**Selection**
------------
Two of Uranus’ Moons May Harbor Active Oceans, Radiation Data Suggests
https://www.jhuapl.edu/news/news-releas … cean-moons

The team suspects the particles arise from Ariel and/or Miranda through either a vapor plume similar to that seen on Enceladus or through sputtering — a process where high-energy particles hit a surface, ejecting other particles into space. “Right now, it’s about 50-50 whether it’s just one or the other,” Cohen said.

Regardless, modeling suggests the energizing mechanism would be the same: A constant stream of particles flows from the moons into space, where they create electromagnetic waves. Those waves accelerate some small fraction of the particles to energies that LECP could detect. This process, the team believes, kept the particles seen by LECP so narrowly trapped.

However, with only a single observation of the region and no data about the composition of the plasma or measurements of the full range of electromagnetic waves within it, Cohen noted, there’s no way to definitively determine the source of the particles.

Yet scientists have already suspected Uranus’ five largest moons — Ariel and Miranda included — may have subsurface oceans. Voyager 2 images of both moons show physical signs of geologic resurfacing, including possible eruptions of water that froze on the surface.

“The data are consistent with the very exciting potential of there being an active ocean moon there,” Cohen said. “We can always do more comprehensive modeling, but until we have new data, the conclusion will always be limited.”
------------
**Do this**
Give back the whole piece on Uranus' moons word for word, from the headline through the final quote.

**Data block**
------------
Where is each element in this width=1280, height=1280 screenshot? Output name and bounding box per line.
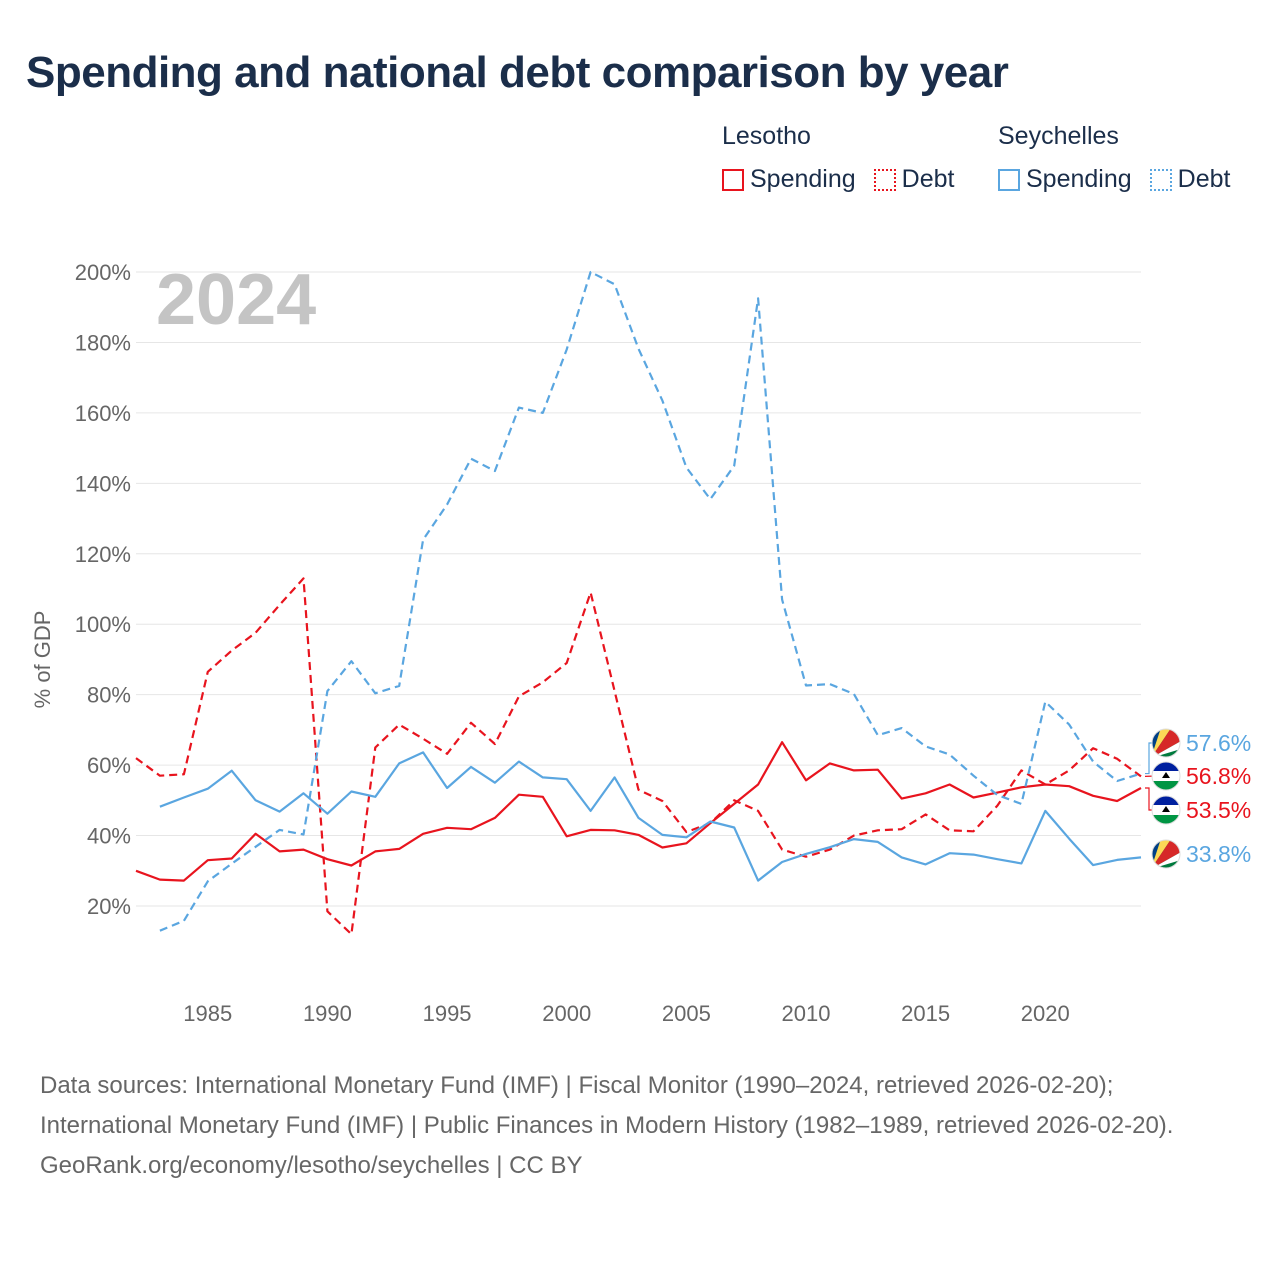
------------
**Solution**
Two of Uranus’ Moons May Harbor Active Oceans, Radiation Data Suggests
https://www.jhuapl.edu/news/news-releas … cean-moons

The team suspects the particles arise from Ariel and/or Miranda through either a vapor plume similar to that seen on Enceladus or through sputtering — a process where high-energy particles hit a surface, ejecting other particles into space. “Right now, it’s about 50-50 whether it’s just one or the other,” Cohen said.

Regardless, modeling suggests the energizing mechanism would be the same: A constant stream of particles flows from the moons into space, where they create electromagnetic waves. Those waves accelerate some small fraction of the particles to energies that LECP could detect. This process, the team believes, kept the particles seen by LECP so narrowly trapped.

However, with only a single observation of the region and no data about the composition of the plasma or measurements of the full range of electromagnetic waves within it, Cohen noted, there’s no way to definitively determine the source of the particles.

Yet scientists have already suspected Uranus’ five largest moons — Ariel and Miranda included — may have subsurface oceans. Voyager 2 images of both moons show physical signs of geologic resurfacing, including possible eruptions of water that froze on the surface.

“The data are consistent with the very exciting potential of there being an active ocean moon there,” Cohen said. “We can always do more comprehensive modeling, but until we have new data, the conclusion will always be limited.”